Annotated element entries —
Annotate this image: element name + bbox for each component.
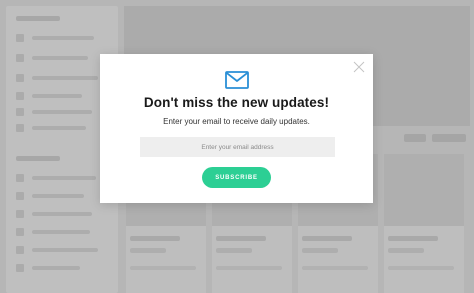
- email-input[interactable]: [140, 137, 335, 157]
- modal-title: Don't miss the new updates!: [143, 95, 330, 110]
- close-icon[interactable]: [353, 61, 365, 73]
- modal-subtitle: Enter your email to receive daily update…: [163, 117, 310, 126]
- envelope-icon: [225, 71, 249, 89]
- subscribe-button[interactable]: SUBSCRIBE: [202, 167, 271, 188]
- subscribe-modal: Don't miss the new updates! Enter your e…: [100, 54, 373, 203]
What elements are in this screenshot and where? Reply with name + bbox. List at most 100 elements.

TASK TO CARRY OUT — Copy out every line of the entries above word for word, omitting the pictures.

WRITTEN REPLY —
Annotate this image: element name + bbox for each component.
- email-input[interactable]: [140, 137, 335, 157]
- modal-title: Don't miss the new updates!: [143, 95, 330, 110]
- close-icon[interactable]: [353, 61, 365, 73]
- modal-subtitle: Enter your email to receive daily update…: [163, 117, 310, 126]
- envelope-icon: [225, 71, 249, 89]
- subscribe-button[interactable]: SUBSCRIBE: [202, 167, 271, 188]
- subscribe-modal: Don't miss the new updates! Enter your e…: [100, 54, 373, 203]
What elements are in this screenshot and where? Reply with name + bbox. List at most 100 elements.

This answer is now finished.